**** Task data ****

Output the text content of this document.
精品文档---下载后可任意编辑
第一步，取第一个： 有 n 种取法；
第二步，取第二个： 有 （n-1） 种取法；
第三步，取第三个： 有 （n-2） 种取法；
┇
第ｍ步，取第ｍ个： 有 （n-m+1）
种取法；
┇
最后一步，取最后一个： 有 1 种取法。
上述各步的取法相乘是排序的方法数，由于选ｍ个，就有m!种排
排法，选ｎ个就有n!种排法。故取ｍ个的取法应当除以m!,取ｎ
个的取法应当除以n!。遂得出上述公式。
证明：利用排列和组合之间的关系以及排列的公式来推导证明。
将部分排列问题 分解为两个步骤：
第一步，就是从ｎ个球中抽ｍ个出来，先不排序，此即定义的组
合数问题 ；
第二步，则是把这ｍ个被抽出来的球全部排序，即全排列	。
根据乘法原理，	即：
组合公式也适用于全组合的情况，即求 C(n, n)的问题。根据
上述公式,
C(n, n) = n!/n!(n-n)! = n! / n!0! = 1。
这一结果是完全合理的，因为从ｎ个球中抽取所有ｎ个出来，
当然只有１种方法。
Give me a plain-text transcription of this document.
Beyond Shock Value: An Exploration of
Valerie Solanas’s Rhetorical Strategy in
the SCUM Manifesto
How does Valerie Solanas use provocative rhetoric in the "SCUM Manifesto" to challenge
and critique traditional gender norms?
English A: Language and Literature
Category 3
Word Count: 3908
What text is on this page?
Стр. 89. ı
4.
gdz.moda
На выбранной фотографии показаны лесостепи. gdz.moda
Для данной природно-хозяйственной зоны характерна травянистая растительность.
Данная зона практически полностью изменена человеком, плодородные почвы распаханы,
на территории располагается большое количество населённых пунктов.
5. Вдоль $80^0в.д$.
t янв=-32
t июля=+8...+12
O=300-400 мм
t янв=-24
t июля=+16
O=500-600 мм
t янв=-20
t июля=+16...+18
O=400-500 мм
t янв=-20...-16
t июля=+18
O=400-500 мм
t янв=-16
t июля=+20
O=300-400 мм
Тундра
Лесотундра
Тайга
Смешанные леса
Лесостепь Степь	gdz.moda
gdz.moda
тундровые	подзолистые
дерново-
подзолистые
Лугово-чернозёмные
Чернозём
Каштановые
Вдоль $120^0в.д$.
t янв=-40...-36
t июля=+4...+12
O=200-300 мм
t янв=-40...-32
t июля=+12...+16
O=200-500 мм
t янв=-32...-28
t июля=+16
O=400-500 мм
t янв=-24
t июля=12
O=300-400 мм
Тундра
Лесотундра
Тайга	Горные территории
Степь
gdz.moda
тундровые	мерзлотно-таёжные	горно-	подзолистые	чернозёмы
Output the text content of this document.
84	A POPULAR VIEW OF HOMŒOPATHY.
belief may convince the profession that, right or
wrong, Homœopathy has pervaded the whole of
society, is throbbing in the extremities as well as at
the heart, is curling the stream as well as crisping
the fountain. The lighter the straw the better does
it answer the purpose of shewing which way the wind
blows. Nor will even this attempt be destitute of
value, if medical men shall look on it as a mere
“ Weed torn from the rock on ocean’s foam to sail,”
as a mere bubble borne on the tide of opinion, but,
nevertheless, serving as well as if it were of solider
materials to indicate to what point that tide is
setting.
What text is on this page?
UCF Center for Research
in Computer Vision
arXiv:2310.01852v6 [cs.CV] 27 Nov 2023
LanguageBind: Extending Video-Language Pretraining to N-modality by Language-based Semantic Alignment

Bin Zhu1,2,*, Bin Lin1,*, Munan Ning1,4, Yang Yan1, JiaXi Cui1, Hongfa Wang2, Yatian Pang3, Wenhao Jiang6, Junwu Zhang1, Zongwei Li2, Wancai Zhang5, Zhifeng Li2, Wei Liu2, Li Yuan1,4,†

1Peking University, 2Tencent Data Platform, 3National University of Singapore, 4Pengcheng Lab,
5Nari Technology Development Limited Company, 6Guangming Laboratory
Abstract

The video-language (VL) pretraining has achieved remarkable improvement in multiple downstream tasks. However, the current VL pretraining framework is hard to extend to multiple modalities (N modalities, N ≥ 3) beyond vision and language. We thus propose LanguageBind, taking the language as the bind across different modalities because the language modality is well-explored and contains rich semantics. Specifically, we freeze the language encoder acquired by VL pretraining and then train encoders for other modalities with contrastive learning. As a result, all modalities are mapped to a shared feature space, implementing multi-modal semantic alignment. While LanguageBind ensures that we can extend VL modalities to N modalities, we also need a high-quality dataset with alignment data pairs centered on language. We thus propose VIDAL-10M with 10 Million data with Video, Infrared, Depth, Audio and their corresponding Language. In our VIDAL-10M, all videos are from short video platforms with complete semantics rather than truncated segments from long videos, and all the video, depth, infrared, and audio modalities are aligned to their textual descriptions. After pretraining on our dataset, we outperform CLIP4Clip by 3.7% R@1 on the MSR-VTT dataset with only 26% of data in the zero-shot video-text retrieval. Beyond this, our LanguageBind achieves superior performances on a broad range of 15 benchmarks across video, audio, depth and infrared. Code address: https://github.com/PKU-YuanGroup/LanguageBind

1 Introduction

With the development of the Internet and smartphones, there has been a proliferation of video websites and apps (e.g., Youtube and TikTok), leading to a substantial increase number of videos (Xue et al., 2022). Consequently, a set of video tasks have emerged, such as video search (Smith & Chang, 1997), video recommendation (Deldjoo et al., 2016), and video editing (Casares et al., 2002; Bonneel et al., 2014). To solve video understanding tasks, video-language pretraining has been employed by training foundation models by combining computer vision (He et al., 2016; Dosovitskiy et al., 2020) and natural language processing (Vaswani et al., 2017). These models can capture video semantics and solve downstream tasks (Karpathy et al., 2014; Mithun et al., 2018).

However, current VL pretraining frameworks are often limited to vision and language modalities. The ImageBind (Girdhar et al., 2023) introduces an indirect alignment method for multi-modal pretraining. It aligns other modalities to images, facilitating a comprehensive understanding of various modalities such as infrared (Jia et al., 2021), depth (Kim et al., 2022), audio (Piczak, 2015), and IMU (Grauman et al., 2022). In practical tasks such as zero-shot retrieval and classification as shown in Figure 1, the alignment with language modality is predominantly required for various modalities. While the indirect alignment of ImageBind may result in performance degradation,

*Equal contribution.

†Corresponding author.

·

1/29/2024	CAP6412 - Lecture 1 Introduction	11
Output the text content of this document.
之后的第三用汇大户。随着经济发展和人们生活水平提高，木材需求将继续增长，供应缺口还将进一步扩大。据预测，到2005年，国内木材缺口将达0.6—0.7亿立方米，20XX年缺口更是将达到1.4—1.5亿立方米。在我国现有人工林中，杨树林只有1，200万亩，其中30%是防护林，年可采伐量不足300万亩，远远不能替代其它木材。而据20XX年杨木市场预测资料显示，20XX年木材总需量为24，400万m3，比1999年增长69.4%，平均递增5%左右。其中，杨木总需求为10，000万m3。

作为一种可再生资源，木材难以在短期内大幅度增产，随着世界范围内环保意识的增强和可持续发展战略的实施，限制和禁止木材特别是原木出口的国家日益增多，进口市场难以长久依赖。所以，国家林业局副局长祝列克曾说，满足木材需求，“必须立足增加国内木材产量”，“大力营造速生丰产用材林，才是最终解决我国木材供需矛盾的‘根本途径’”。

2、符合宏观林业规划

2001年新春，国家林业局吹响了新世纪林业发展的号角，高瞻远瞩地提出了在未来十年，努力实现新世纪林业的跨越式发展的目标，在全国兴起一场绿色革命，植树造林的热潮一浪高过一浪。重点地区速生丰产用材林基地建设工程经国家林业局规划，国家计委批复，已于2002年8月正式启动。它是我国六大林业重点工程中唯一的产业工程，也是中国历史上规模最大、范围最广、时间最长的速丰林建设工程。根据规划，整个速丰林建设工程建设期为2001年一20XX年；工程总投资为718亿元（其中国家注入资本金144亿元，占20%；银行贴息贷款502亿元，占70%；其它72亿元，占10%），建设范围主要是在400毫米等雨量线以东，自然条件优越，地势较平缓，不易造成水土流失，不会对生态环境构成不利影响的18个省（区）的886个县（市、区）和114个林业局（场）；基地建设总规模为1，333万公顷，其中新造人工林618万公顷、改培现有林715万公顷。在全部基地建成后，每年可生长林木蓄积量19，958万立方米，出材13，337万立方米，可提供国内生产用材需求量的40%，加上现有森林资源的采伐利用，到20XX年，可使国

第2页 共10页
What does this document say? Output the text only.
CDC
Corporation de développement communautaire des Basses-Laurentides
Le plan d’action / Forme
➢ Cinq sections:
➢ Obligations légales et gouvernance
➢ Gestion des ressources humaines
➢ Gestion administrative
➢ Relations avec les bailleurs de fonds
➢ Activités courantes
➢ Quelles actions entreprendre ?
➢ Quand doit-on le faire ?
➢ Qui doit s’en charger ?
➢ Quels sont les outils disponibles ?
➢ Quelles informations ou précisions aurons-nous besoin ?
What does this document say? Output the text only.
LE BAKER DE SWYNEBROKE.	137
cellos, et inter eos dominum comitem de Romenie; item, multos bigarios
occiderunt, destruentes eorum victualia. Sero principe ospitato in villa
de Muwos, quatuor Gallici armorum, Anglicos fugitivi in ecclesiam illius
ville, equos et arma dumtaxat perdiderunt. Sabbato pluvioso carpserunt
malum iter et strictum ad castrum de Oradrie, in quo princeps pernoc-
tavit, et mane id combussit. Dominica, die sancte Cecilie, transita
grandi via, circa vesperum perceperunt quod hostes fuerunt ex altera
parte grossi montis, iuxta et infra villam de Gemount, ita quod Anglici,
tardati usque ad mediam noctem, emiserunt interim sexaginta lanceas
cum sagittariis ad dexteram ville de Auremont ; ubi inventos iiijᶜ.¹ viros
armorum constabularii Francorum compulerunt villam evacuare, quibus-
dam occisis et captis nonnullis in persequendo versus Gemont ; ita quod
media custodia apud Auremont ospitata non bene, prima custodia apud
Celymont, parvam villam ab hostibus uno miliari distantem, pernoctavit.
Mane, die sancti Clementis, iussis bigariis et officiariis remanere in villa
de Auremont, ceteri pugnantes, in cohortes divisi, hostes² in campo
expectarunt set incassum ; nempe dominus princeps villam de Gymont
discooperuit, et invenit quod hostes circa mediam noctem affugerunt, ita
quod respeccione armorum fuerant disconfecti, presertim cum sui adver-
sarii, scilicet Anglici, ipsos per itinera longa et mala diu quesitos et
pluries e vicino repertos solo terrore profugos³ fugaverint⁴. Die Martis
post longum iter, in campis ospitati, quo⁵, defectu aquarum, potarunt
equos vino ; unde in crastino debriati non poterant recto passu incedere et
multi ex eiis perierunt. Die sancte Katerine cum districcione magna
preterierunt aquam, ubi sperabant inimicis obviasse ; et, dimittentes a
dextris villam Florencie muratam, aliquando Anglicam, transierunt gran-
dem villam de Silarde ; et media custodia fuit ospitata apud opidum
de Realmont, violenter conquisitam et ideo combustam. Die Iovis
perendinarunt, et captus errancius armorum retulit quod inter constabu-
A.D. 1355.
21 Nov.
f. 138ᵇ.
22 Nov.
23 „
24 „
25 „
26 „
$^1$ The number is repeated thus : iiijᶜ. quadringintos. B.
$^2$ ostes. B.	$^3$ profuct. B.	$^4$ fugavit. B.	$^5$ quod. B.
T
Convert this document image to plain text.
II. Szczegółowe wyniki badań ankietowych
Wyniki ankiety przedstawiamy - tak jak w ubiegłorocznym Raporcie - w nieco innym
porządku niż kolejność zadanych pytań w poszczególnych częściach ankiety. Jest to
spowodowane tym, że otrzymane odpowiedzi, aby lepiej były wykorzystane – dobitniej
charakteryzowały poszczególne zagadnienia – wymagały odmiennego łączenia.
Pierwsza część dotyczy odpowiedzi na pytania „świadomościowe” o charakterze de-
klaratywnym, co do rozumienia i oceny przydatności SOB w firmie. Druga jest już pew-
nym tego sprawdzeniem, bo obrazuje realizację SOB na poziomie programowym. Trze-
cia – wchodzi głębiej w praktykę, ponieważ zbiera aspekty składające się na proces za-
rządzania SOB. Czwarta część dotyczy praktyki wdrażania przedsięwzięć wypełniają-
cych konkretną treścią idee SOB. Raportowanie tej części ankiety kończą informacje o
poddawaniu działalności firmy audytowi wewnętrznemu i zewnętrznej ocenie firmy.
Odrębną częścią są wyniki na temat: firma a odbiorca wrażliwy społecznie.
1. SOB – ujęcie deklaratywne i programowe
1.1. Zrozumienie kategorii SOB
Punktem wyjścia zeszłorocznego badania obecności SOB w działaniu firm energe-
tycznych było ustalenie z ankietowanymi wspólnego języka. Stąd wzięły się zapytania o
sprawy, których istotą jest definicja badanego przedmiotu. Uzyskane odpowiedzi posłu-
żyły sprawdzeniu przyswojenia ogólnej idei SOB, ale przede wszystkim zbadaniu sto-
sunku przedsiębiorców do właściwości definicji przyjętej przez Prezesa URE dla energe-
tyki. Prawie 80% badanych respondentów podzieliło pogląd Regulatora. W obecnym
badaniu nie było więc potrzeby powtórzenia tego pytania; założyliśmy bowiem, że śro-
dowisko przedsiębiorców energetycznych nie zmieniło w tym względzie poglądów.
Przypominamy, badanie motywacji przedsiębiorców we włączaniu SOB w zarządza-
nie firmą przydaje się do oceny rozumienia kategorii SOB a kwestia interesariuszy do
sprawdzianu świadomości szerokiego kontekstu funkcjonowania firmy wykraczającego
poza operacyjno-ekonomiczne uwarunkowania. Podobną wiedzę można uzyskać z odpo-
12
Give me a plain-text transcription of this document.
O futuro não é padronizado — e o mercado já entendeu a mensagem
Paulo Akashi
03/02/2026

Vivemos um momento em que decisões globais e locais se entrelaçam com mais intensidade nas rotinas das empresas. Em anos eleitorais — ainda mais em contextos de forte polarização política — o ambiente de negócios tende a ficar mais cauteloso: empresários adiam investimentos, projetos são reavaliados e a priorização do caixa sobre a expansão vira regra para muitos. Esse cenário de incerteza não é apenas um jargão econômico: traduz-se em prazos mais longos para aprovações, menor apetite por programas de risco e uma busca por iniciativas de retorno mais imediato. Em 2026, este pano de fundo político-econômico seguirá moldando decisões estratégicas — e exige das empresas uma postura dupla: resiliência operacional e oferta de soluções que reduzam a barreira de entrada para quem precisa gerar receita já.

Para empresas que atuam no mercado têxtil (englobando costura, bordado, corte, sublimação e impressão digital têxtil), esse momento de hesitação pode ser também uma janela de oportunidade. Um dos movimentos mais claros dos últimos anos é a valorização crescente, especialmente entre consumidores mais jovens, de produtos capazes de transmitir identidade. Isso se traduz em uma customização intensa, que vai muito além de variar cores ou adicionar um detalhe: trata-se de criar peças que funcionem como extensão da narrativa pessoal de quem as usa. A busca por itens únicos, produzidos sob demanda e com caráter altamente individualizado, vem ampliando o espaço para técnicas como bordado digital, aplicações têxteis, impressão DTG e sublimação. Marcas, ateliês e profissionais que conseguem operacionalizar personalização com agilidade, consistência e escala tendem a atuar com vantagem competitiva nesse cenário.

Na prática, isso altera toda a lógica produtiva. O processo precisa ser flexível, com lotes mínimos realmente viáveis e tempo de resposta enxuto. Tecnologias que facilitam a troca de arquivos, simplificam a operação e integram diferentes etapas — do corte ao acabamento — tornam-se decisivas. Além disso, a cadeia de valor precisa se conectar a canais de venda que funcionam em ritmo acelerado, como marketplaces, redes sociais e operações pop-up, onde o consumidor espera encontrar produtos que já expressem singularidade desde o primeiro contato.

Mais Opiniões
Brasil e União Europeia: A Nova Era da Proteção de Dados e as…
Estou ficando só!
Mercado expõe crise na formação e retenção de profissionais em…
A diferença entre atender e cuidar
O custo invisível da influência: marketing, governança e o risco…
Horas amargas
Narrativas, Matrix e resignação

****

▸ **Task**: Work through the records above line by line and count those that hold the string "июля". Give only the result.

▸ **Reply**: 9